** DIRECTIONS **
Scan the entries below for the word "Runtime", then copy each line that holds it.

(Dataset rows about figures)

-----

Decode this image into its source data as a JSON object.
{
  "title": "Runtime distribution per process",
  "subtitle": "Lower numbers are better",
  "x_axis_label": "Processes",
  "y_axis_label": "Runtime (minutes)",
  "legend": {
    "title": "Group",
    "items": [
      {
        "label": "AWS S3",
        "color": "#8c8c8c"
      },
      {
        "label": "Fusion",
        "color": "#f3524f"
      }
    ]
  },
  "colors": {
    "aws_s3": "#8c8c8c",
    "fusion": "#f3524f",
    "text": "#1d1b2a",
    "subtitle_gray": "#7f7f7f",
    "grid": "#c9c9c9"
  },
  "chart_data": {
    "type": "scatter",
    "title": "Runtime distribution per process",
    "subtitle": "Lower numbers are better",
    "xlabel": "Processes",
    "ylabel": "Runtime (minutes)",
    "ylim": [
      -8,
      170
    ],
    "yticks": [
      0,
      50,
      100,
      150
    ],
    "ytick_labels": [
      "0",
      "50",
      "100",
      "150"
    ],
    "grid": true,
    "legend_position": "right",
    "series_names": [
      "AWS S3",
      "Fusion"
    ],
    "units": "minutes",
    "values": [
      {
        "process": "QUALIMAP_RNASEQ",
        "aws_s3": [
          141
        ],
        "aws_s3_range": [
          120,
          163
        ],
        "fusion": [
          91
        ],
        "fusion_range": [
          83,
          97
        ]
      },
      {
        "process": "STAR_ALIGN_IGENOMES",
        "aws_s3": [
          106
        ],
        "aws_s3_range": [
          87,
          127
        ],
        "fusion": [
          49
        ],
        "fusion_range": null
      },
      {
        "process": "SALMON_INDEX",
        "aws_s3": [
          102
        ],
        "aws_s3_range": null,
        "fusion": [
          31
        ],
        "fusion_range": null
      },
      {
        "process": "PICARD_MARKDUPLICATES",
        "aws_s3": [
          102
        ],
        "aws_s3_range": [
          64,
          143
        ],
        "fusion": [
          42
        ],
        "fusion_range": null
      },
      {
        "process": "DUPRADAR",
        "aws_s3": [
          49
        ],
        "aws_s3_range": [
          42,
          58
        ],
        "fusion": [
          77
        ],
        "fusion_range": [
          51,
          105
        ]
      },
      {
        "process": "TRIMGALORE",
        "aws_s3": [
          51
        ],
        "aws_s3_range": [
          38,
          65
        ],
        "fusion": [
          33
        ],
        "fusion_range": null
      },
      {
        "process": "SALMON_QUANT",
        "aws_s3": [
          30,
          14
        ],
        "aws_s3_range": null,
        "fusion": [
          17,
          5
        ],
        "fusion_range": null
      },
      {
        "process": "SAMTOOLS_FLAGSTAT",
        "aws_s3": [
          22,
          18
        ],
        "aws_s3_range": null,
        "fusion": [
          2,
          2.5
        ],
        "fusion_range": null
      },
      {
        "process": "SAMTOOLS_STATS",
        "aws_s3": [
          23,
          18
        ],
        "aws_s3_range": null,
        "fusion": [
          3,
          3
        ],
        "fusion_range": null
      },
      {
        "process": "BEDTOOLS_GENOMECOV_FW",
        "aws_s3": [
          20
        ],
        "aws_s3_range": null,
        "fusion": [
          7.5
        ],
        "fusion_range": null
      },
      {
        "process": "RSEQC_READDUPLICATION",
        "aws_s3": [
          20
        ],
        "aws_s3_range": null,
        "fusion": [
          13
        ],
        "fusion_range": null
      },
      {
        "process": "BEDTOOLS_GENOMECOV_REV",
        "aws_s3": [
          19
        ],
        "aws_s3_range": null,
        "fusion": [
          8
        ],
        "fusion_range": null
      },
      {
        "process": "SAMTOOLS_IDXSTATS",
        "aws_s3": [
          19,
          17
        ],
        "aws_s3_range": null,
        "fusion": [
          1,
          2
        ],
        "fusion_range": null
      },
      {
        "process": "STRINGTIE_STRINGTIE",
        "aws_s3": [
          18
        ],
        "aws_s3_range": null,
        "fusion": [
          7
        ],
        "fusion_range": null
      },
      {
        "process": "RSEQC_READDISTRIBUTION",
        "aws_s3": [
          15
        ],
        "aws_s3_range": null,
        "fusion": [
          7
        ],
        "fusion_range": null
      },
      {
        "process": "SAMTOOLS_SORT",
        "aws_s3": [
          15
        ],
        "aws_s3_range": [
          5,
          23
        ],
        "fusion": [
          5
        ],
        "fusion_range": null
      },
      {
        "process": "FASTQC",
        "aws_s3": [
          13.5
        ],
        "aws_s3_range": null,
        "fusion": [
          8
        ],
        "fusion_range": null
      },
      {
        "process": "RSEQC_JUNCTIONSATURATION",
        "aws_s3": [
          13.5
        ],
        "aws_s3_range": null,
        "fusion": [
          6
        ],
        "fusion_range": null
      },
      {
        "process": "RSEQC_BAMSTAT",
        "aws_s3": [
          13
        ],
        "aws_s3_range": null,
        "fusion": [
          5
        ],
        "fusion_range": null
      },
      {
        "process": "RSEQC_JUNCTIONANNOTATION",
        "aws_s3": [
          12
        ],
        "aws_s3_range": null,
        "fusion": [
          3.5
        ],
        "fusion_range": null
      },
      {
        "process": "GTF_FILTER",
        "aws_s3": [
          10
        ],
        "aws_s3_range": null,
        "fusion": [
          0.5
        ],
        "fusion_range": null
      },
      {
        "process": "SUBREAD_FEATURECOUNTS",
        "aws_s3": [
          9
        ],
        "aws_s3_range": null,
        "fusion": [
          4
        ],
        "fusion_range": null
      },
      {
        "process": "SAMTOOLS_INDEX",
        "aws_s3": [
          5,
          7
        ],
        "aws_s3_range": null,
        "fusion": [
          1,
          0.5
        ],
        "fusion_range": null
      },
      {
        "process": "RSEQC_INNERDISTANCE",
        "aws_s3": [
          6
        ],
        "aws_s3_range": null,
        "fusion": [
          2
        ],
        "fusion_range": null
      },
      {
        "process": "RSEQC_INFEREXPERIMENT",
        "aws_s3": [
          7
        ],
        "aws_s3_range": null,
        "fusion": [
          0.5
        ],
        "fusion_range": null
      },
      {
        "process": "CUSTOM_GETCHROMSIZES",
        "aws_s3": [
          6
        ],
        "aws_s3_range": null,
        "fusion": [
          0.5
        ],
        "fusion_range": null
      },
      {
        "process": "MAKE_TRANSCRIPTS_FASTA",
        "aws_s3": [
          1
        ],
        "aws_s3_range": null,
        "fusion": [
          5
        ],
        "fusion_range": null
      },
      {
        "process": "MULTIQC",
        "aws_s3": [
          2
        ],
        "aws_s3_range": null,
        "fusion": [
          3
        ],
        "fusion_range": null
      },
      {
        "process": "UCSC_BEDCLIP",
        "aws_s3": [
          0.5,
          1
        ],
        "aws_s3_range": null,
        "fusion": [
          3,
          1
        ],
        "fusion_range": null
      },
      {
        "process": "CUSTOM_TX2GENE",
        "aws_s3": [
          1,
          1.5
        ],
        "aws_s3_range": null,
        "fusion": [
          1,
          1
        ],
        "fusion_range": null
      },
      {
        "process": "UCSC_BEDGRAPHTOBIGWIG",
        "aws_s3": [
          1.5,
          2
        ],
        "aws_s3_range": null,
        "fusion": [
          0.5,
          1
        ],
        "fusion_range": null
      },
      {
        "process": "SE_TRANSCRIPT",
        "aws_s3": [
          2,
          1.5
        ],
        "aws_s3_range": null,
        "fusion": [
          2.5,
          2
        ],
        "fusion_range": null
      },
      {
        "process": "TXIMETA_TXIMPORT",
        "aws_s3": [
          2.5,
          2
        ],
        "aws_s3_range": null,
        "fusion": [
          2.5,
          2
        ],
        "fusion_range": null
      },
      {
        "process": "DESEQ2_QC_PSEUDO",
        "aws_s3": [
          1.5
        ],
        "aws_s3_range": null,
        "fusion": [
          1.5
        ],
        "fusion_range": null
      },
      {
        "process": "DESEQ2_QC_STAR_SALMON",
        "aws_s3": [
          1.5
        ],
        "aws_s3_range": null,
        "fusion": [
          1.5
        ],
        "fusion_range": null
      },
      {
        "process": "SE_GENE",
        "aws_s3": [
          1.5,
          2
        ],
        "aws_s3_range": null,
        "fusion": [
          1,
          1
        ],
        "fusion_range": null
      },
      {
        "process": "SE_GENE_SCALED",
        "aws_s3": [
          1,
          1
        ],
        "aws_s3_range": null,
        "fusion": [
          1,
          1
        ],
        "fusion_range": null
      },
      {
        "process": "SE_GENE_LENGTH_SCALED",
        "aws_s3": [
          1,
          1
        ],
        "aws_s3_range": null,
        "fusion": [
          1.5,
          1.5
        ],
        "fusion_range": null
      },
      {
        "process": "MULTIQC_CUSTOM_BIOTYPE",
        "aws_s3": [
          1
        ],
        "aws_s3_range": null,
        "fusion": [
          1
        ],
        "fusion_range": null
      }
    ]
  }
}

-----

** RESULT OF THE TASK **
  "title": "Runtime distribution per process",
  "y_axis_label": "Runtime (minutes)",
    "title": "Runtime distribution per process",
    "ylabel": "Runtime (minutes)",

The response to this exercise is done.